→ **SHORT EXERCISE**: Take the data that follows and retype it word for word.

→ **GIVEN RECORDS**:
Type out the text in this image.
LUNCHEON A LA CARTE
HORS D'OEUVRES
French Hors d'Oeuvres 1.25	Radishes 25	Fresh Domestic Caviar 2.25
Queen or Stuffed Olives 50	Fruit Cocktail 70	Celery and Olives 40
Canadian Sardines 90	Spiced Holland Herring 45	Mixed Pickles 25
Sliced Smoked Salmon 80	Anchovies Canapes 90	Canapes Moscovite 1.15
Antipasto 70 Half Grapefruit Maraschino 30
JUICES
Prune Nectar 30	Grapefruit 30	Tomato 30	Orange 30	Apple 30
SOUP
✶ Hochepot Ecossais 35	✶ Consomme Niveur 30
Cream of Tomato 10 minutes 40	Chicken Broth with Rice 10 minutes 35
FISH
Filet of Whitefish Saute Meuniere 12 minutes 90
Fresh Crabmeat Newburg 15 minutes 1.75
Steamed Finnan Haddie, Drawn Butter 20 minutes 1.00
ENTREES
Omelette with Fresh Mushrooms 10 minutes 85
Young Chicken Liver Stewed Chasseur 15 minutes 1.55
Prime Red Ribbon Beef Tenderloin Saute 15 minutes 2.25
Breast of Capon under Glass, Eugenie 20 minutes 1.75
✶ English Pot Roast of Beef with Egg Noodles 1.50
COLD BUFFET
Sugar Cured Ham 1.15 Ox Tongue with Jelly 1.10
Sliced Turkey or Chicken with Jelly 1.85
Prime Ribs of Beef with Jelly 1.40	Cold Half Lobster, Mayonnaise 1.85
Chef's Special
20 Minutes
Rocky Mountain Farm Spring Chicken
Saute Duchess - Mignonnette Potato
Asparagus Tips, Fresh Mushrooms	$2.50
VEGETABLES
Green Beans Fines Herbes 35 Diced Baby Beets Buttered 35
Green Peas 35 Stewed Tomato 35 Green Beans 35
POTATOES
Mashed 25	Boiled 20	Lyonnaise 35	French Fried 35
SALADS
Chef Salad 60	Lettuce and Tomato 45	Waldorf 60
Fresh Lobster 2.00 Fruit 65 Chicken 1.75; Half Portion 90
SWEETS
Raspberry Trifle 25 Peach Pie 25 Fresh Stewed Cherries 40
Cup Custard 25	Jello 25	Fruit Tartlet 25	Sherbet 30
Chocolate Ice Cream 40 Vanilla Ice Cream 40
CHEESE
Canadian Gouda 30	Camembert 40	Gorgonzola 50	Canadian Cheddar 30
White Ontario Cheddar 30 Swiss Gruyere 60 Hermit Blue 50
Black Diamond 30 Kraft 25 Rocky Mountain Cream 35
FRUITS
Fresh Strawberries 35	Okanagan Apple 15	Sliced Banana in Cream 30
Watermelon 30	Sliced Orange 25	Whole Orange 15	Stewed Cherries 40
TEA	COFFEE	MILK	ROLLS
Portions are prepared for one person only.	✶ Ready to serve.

→ **THE COMPLETED TASK**:
Type out the text in this image.
LUNCHEON A LA CARTE
HORS D'OEUVRES
French Hors d'Oeuvres 1.25	Radishes 25	Fresh Domestic Caviar 2.25
Queen or Stuffed Olives 50	Fruit Cocktail 70	Celery and Olives 40
Canadian Sardines 90	Spiced Holland Herring 45	Mixed Pickles 25
Sliced Smoked Salmon 80	Anchovies Canapes 90	Canapes Moscovite 1.15
Antipasto 70 Half Grapefruit Maraschino 30
JUICES
Prune Nectar 30	Grapefruit 30	Tomato 30	Orange 30	Apple 30
SOUP
✶ Hochepot Ecossais 35	✶ Consomme Niveur 30
Cream of Tomato 10 minutes 40	Chicken Broth with Rice 10 minutes 35
FISH
Filet of Whitefish Saute Meuniere 12 minutes 90
Fresh Crabmeat Newburg 15 minutes 1.75
Steamed Finnan Haddie, Drawn Butter 20 minutes 1.00
ENTREES
Omelette with Fresh Mushrooms 10 minutes 85
Young Chicken Liver Stewed Chasseur 15 minutes 1.55
Prime Red Ribbon Beef Tenderloin Saute 15 minutes 2.25
Breast of Capon under Glass, Eugenie 20 minutes 1.75
✶ English Pot Roast of Beef with Egg Noodles 1.50
COLD BUFFET
Sugar Cured Ham 1.15 Ox Tongue with Jelly 1.10
Sliced Turkey or Chicken with Jelly 1.85
Prime Ribs of Beef with Jelly 1.40	Cold Half Lobster, Mayonnaise 1.85
Chef's Special
20 Minutes
Rocky Mountain Farm Spring Chicken
Saute Duchess - Mignonnette Potato
Asparagus Tips, Fresh Mushrooms	$2.50
VEGETABLES
Green Beans Fines Herbes 35 Diced Baby Beets Buttered 35
Green Peas 35 Stewed Tomato 35 Green Beans 35
POTATOES
Mashed 25	Boiled 20	Lyonnaise 35	French Fried 35
SALADS
Chef Salad 60	Lettuce and Tomato 45	Waldorf 60
Fresh Lobster 2.00 Fruit 65 Chicken 1.75; Half Portion 90
SWEETS
Raspberry Trifle 25 Peach Pie 25 Fresh Stewed Cherries 40
Cup Custard 25	Jello 25	Fruit Tartlet 25	Sherbet 30
Chocolate Ice Cream 40 Vanilla Ice Cream 40
CHEESE
Canadian Gouda 30	Camembert 40	Gorgonzola 50	Canadian Cheddar 30
White Ontario Cheddar 30 Swiss Gruyere 60 Hermit Blue 50
Black Diamond 30 Kraft 25 Rocky Mountain Cream 35
FRUITS
Fresh Strawberries 35	Okanagan Apple 15	Sliced Banana in Cream 30
Watermelon 30	Sliced Orange 25	Whole Orange 15	Stewed Cherries 40
TEA	COFFEE	MILK	ROLLS
Portions are prepared for one person only.	✶ Ready to serve.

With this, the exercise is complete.